● **Task directions**:
The entries below are to be repeated exactly as they stand.
^^^^^^^^
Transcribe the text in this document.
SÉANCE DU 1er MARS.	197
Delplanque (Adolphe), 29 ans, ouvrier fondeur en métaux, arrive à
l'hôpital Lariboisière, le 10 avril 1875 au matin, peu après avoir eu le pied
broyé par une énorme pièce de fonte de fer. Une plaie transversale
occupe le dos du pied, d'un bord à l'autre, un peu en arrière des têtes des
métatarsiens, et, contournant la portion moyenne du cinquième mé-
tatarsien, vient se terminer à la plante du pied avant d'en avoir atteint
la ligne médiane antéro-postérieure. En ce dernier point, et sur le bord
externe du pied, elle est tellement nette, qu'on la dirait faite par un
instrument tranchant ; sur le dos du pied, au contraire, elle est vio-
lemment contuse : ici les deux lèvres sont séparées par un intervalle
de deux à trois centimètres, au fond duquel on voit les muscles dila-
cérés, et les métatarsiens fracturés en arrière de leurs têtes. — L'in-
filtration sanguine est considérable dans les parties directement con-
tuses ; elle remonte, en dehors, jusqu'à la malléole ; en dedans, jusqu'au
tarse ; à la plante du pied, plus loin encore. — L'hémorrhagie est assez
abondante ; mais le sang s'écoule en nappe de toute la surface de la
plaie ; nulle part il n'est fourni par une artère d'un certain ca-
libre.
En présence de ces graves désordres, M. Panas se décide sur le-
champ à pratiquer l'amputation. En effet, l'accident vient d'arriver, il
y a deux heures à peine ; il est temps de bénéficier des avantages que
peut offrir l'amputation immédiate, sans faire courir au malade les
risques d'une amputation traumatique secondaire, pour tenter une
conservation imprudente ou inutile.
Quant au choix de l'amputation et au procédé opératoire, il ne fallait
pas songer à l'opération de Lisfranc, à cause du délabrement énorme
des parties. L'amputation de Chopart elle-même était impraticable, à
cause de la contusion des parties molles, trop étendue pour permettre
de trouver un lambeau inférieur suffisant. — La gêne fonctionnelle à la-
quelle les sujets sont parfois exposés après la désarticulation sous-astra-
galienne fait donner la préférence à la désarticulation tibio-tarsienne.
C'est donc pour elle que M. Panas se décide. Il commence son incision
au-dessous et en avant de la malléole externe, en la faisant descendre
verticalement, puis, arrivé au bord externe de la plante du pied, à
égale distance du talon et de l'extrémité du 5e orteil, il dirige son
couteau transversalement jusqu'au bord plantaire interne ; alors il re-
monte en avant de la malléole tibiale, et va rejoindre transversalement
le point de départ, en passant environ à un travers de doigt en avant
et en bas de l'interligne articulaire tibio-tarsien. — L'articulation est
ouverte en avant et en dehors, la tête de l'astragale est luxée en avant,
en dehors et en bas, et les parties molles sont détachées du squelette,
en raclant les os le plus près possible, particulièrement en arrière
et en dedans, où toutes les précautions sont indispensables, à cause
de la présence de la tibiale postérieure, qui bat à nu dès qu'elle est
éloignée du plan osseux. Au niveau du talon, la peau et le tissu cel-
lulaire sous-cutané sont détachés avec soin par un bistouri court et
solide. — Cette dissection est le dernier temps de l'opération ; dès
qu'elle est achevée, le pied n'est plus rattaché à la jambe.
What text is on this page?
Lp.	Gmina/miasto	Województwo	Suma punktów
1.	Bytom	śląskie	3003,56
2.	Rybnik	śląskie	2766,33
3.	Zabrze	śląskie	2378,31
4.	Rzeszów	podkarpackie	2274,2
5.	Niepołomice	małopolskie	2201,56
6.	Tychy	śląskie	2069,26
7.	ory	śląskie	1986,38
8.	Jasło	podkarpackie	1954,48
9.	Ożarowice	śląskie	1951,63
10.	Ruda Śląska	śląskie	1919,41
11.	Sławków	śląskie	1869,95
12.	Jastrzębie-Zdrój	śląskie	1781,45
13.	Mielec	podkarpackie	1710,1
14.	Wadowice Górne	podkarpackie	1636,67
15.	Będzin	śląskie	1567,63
^^^^^^^^
● **Problem solution**:
Transcribe the text in this document.
SÉANCE DU 1er MARS.	197
Delplanque (Adolphe), 29 ans, ouvrier fondeur en métaux, arrive à
l'hôpital Lariboisière, le 10 avril 1875 au matin, peu après avoir eu le pied
broyé par une énorme pièce de fonte de fer. Une plaie transversale
occupe le dos du pied, d'un bord à l'autre, un peu en arrière des têtes des
métatarsiens, et, contournant la portion moyenne du cinquième mé-
tatarsien, vient se terminer à la plante du pied avant d'en avoir atteint
la ligne médiane antéro-postérieure. En ce dernier point, et sur le bord
externe du pied, elle est tellement nette, qu'on la dirait faite par un
instrument tranchant ; sur le dos du pied, au contraire, elle est vio-
lemment contuse : ici les deux lèvres sont séparées par un intervalle
de deux à trois centimètres, au fond duquel on voit les muscles dila-
cérés, et les métatarsiens fracturés en arrière de leurs têtes. — L'in-
filtration sanguine est considérable dans les parties directement con-
tuses ; elle remonte, en dehors, jusqu'à la malléole ; en dedans, jusqu'au
tarse ; à la plante du pied, plus loin encore. — L'hémorrhagie est assez
abondante ; mais le sang s'écoule en nappe de toute la surface de la
plaie ; nulle part il n'est fourni par une artère d'un certain ca-
libre.
En présence de ces graves désordres, M. Panas se décide sur le-
champ à pratiquer l'amputation. En effet, l'accident vient d'arriver, il
y a deux heures à peine ; il est temps de bénéficier des avantages que
peut offrir l'amputation immédiate, sans faire courir au malade les
risques d'une amputation traumatique secondaire, pour tenter une
conservation imprudente ou inutile.
Quant au choix de l'amputation et au procédé opératoire, il ne fallait
pas songer à l'opération de Lisfranc, à cause du délabrement énorme
des parties. L'amputation de Chopart elle-même était impraticable, à
cause de la contusion des parties molles, trop étendue pour permettre
de trouver un lambeau inférieur suffisant. — La gêne fonctionnelle à la-
quelle les sujets sont parfois exposés après la désarticulation sous-astra-
galienne fait donner la préférence à la désarticulation tibio-tarsienne.
C'est donc pour elle que M. Panas se décide. Il commence son incision
au-dessous et en avant de la malléole externe, en la faisant descendre
verticalement, puis, arrivé au bord externe de la plante du pied, à
égale distance du talon et de l'extrémité du 5e orteil, il dirige son
couteau transversalement jusqu'au bord plantaire interne ; alors il re-
monte en avant de la malléole tibiale, et va rejoindre transversalement
le point de départ, en passant environ à un travers de doigt en avant
et en bas de l'interligne articulaire tibio-tarsien. — L'articulation est
ouverte en avant et en dehors, la tête de l'astragale est luxée en avant,
en dehors et en bas, et les parties molles sont détachées du squelette,
en raclant les os le plus près possible, particulièrement en arrière
et en dedans, où toutes les précautions sont indispensables, à cause
de la présence de la tibiale postérieure, qui bat à nu dès qu'elle est
éloignée du plan osseux. Au niveau du talon, la peau et le tissu cel-
lulaire sous-cutané sont détachés avec soin par un bistouri court et
solide. — Cette dissection est le dernier temps de l'opération ; dès
qu'elle est achevée, le pied n'est plus rattaché à la jambe.
What text is on this page?
Lp.	Gmina/miasto	Województwo	Suma punktów
1.	Bytom	śląskie	3003,56
2.	Rybnik	śląskie	2766,33
3.	Zabrze	śląskie	2378,31
4.	Rzeszów	podkarpackie	2274,2
5.	Niepołomice	małopolskie	2201,56
6.	Tychy	śląskie	2069,26
7.	ory	śląskie	1986,38
8.	Jasło	podkarpackie	1954,48
9.	Ożarowice	śląskie	1951,63
10.	Ruda Śląska	śląskie	1919,41
11.	Sławków	śląskie	1869,95
12.	Jastrzębie-Zdrój	śląskie	1781,45
13.	Mielec	podkarpackie	1710,1
14.	Wadowice Górne	podkarpackie	1636,67
15.	Będzin	śląskie	1567,63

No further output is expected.